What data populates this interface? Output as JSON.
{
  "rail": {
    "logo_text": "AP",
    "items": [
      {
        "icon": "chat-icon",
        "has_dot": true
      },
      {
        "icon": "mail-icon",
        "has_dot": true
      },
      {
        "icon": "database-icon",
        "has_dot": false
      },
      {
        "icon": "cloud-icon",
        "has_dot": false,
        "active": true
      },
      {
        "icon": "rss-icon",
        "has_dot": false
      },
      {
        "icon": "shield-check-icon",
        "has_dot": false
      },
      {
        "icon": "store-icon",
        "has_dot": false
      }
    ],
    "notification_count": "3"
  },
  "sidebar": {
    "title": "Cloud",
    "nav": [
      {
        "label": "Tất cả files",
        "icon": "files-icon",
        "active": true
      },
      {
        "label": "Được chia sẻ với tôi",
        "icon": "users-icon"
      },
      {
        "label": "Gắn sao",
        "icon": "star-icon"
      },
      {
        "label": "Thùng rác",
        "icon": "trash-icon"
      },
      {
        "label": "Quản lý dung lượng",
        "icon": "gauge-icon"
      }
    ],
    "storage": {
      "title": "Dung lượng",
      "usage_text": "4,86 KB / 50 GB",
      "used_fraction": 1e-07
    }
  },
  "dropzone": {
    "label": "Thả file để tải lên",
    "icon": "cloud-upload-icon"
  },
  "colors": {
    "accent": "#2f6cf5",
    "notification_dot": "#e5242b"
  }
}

***

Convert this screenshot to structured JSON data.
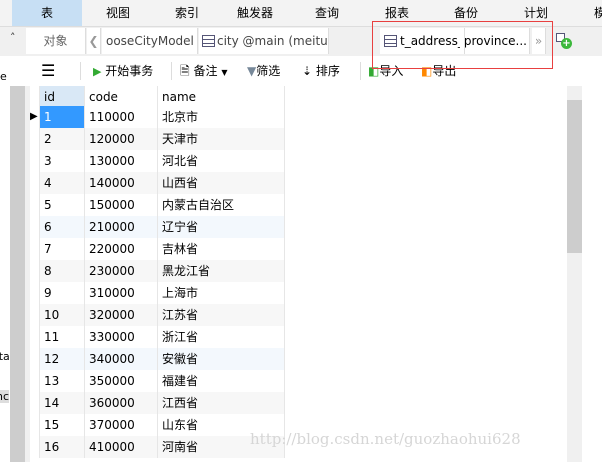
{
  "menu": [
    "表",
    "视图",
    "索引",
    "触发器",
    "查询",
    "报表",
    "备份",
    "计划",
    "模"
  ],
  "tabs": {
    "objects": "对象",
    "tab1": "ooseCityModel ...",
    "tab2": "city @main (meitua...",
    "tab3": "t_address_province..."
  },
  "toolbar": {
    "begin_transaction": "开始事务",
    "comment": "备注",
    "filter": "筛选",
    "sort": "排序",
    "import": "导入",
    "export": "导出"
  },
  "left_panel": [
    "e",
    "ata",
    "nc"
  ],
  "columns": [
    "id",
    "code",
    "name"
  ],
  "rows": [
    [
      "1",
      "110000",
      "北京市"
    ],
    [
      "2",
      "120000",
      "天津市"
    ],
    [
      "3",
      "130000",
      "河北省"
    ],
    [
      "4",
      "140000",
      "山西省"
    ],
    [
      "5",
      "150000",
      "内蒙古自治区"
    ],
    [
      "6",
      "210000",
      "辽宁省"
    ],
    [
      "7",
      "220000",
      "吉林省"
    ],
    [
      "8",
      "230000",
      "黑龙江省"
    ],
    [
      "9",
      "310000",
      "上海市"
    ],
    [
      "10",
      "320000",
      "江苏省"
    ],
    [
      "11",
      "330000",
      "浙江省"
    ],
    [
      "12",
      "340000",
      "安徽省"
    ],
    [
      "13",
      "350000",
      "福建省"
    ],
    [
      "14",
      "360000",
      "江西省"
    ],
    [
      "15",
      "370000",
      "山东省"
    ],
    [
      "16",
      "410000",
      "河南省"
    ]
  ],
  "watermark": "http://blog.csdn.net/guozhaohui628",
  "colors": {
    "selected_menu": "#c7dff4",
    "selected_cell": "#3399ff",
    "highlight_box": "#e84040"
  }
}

***

### [WHAT YOU ARE ASKED TO DO]
Report how many lines of the listing hold the word "JSON", with nothing but the number.

### [SOLUTION FOR THIS EXERCISE]
2